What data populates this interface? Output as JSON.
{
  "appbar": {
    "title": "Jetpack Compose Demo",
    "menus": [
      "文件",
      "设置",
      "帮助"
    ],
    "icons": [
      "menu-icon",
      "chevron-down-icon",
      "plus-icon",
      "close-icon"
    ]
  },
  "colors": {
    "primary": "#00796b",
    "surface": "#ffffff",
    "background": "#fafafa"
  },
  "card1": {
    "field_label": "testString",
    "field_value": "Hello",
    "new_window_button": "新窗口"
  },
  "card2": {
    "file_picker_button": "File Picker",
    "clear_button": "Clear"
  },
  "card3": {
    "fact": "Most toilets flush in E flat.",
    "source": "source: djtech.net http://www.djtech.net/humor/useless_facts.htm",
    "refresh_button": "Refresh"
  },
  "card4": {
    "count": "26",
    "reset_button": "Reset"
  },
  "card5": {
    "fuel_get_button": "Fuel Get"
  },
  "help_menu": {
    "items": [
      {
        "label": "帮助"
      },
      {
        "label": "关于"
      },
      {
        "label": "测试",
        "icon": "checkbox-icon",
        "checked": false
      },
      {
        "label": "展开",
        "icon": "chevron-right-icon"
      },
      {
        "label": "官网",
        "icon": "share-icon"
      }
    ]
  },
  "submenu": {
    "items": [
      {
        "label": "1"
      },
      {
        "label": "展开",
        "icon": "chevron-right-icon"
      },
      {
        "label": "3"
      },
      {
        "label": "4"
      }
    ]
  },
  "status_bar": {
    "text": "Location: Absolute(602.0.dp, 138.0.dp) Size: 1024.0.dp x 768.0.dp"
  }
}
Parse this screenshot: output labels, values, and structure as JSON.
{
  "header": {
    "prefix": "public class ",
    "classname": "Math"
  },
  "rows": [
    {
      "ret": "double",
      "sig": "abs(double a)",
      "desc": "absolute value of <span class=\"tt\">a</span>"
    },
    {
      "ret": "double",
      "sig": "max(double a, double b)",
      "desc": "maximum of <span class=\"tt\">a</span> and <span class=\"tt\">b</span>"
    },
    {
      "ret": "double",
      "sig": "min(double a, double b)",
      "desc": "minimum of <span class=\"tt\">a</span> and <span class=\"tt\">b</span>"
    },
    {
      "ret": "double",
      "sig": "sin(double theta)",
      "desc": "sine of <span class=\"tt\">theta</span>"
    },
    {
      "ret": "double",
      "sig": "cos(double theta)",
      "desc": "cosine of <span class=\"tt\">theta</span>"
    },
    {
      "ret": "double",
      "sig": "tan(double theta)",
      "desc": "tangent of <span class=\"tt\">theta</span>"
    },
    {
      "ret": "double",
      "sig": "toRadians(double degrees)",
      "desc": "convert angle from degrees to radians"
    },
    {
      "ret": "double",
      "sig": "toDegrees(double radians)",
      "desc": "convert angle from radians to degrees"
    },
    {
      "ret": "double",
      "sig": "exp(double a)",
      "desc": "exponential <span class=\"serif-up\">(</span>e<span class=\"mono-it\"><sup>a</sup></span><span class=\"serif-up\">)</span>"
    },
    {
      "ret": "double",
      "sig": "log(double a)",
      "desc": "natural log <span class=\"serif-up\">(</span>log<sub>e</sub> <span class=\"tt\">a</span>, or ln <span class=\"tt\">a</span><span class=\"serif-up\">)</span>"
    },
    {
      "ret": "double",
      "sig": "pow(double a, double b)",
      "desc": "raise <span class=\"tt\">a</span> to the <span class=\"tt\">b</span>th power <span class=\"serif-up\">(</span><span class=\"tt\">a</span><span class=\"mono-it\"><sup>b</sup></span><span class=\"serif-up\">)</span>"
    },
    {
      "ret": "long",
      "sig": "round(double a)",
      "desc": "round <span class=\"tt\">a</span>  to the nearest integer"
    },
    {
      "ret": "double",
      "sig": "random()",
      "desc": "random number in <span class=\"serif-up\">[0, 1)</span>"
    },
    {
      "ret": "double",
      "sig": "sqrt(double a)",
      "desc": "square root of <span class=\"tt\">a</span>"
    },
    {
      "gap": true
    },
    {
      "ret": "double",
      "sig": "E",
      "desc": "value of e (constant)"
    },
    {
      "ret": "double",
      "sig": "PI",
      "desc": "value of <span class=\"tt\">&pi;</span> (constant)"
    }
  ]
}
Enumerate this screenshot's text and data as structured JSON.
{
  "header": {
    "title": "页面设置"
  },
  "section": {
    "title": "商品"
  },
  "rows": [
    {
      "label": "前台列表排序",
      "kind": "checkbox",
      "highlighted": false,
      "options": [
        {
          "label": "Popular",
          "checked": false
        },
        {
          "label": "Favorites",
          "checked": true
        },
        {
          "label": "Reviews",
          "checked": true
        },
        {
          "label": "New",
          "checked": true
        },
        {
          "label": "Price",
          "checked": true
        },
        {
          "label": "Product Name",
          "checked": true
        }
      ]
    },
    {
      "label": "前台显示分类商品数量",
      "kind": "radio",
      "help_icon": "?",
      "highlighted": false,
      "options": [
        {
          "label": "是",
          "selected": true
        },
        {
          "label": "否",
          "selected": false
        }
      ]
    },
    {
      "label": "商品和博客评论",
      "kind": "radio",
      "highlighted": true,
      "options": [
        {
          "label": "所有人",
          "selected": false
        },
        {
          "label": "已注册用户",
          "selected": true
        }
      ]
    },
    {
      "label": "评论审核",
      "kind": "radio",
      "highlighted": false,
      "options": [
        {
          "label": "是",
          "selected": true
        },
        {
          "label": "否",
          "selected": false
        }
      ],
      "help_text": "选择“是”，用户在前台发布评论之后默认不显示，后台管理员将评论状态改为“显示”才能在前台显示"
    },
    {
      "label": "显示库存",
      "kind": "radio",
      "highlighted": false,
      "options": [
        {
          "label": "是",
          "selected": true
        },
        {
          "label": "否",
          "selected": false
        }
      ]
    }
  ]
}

▶ [Task directions]: Take the records above and return them exactly as written.

▶ [The completed task]:
What data populates this interface? Output as JSON.
{
  "appbar": {
    "title": "Jetpack Compose Demo",
    "menus": [
      "文件",
      "设置",
      "帮助"
    ],
    "icons": [
      "menu-icon",
      "chevron-down-icon",
      "plus-icon",
      "close-icon"
    ]
  },
  "colors": {
    "primary": "#00796b",
    "surface": "#ffffff",
    "background": "#fafafa"
  },
  "card1": {
    "field_label": "testString",
    "field_value": "Hello",
    "new_window_button": "新窗口"
  },
  "card2": {
    "file_picker_button": "File Picker",
    "clear_button": "Clear"
  },
  "card3": {
    "fact": "Most toilets flush in E flat.",
    "source": "source: djtech.net http://www.djtech.net/humor/useless_facts.htm",
    "refresh_button": "Refresh"
  },
  "card4": {
    "count": "26",
    "reset_button": "Reset"
  },
  "card5": {
    "fuel_get_button": "Fuel Get"
  },
  "help_menu": {
    "items": [
      {
        "label": "帮助"
      },
      {
        "label": "关于"
      },
      {
        "label": "测试",
        "icon": "checkbox-icon",
        "checked": false
      },
      {
        "label": "展开",
        "icon": "chevron-right-icon"
      },
      {
        "label": "官网",
        "icon": "share-icon"
      }
    ]
  },
  "submenu": {
    "items": [
      {
        "label": "1"
      },
      {
        "label": "展开",
        "icon": "chevron-right-icon"
      },
      {
        "label": "3"
      },
      {
        "label": "4"
      }
    ]
  },
  "status_bar": {
    "text": "Location: Absolute(602.0.dp, 138.0.dp) Size: 1024.0.dp x 768.0.dp"
  }
}
Parse this screenshot: output labels, values, and structure as JSON.
{
  "header": {
    "prefix": "public class ",
    "classname": "Math"
  },
  "rows": [
    {
      "ret": "double",
      "sig": "abs(double a)",
      "desc": "absolute value of <span class=\"tt\">a</span>"
    },
    {
      "ret": "double",
      "sig": "max(double a, double b)",
      "desc": "maximum of <span class=\"tt\">a</span> and <span class=\"tt\">b</span>"
    },
    {
      "ret": "double",
      "sig": "min(double a, double b)",
      "desc": "minimum of <span class=\"tt\">a</span> and <span class=\"tt\">b</span>"
    },
    {
      "ret": "double",
      "sig": "sin(double theta)",
      "desc": "sine of <span class=\"tt\">theta</span>"
    },
    {
      "ret": "double",
      "sig": "cos(double theta)",
      "desc": "cosine of <span class=\"tt\">theta</span>"
    },
    {
      "ret": "double",
      "sig": "tan(double theta)",
      "desc": "tangent of <span class=\"tt\">theta</span>"
    },
    {
      "ret": "double",
      "sig": "toRadians(double degrees)",
      "desc": "convert angle from degrees to radians"
    },
    {
      "ret": "double",
      "sig": "toDegrees(double radians)",
      "desc": "convert angle from radians to degrees"
    },
    {
      "ret": "double",
      "sig": "exp(double a)",
      "desc": "exponential <span class=\"serif-up\">(</span>e<span class=\"mono-it\"><sup>a</sup></span><span class=\"serif-up\">)</span>"
    },
    {
      "ret": "double",
      "sig": "log(double a)",
      "desc": "natural log <span class=\"serif-up\">(</span>log<sub>e</sub> <span class=\"tt\">a</span>, or ln <span class=\"tt\">a</span><span class=\"serif-up\">)</span>"
    },
    {
      "ret": "double",
      "sig": "pow(double a, double b)",
      "desc": "raise <span class=\"tt\">a</span> to the <span class=\"tt\">b</span>th power <span class=\"serif-up\">(</span><span class=\"tt\">a</span><span class=\"mono-it\"><sup>b</sup></span><span class=\"serif-up\">)</span>"
    },
    {
      "ret": "long",
      "sig": "round(double a)",
      "desc": "round <span class=\"tt\">a</span>  to the nearest integer"
    },
    {
      "ret": "double",
      "sig": "random()",
      "desc": "random number in <span class=\"serif-up\">[0, 1)</span>"
    },
    {
      "ret": "double",
      "sig": "sqrt(double a)",
      "desc": "square root of <span class=\"tt\">a</span>"
    },
    {
      "gap": true
    },
    {
      "ret": "double",
      "sig": "E",
      "desc": "value of e (constant)"
    },
    {
      "ret": "double",
      "sig": "PI",
      "desc": "value of <span class=\"tt\">&pi;</span> (constant)"
    }
  ]
}
Enumerate this screenshot's text and data as structured JSON.
{
  "header": {
    "title": "页面设置"
  },
  "section": {
    "title": "商品"
  },
  "rows": [
    {
      "label": "前台列表排序",
      "kind": "checkbox",
      "highlighted": false,
      "options": [
        {
          "label": "Popular",
          "checked": false
        },
        {
          "label": "Favorites",
          "checked": true
        },
        {
          "label": "Reviews",
          "checked": true
        },
        {
          "label": "New",
          "checked": true
        },
        {
          "label": "Price",
          "checked": true
        },
        {
          "label": "Product Name",
          "checked": true
        }
      ]
    },
    {
      "label": "前台显示分类商品数量",
      "kind": "radio",
      "help_icon": "?",
      "highlighted": false,
      "options": [
        {
          "label": "是",
          "selected": true
        },
        {
          "label": "否",
          "selected": false
        }
      ]
    },
    {
      "label": "商品和博客评论",
      "kind": "radio",
      "highlighted": true,
      "options": [
        {
          "label": "所有人",
          "selected": false
        },
        {
          "label": "已注册用户",
          "selected": true
        }
      ]
    },
    {
      "label": "评论审核",
      "kind": "radio",
      "highlighted": false,
      "options": [
        {
          "label": "是",
          "selected": true
        },
        {
          "label": "否",
          "selected": false
        }
      ],
      "help_text": "选择“是”，用户在前台发布评论之后默认不显示，后台管理员将评论状态改为“显示”才能在前台显示"
    },
    {
      "label": "显示库存",
      "kind": "radio",
      "highlighted": false,
      "options": [
        {
          "label": "是",
          "selected": true
        },
        {
          "label": "否",
          "selected": false
        }
      ]
    }
  ]
}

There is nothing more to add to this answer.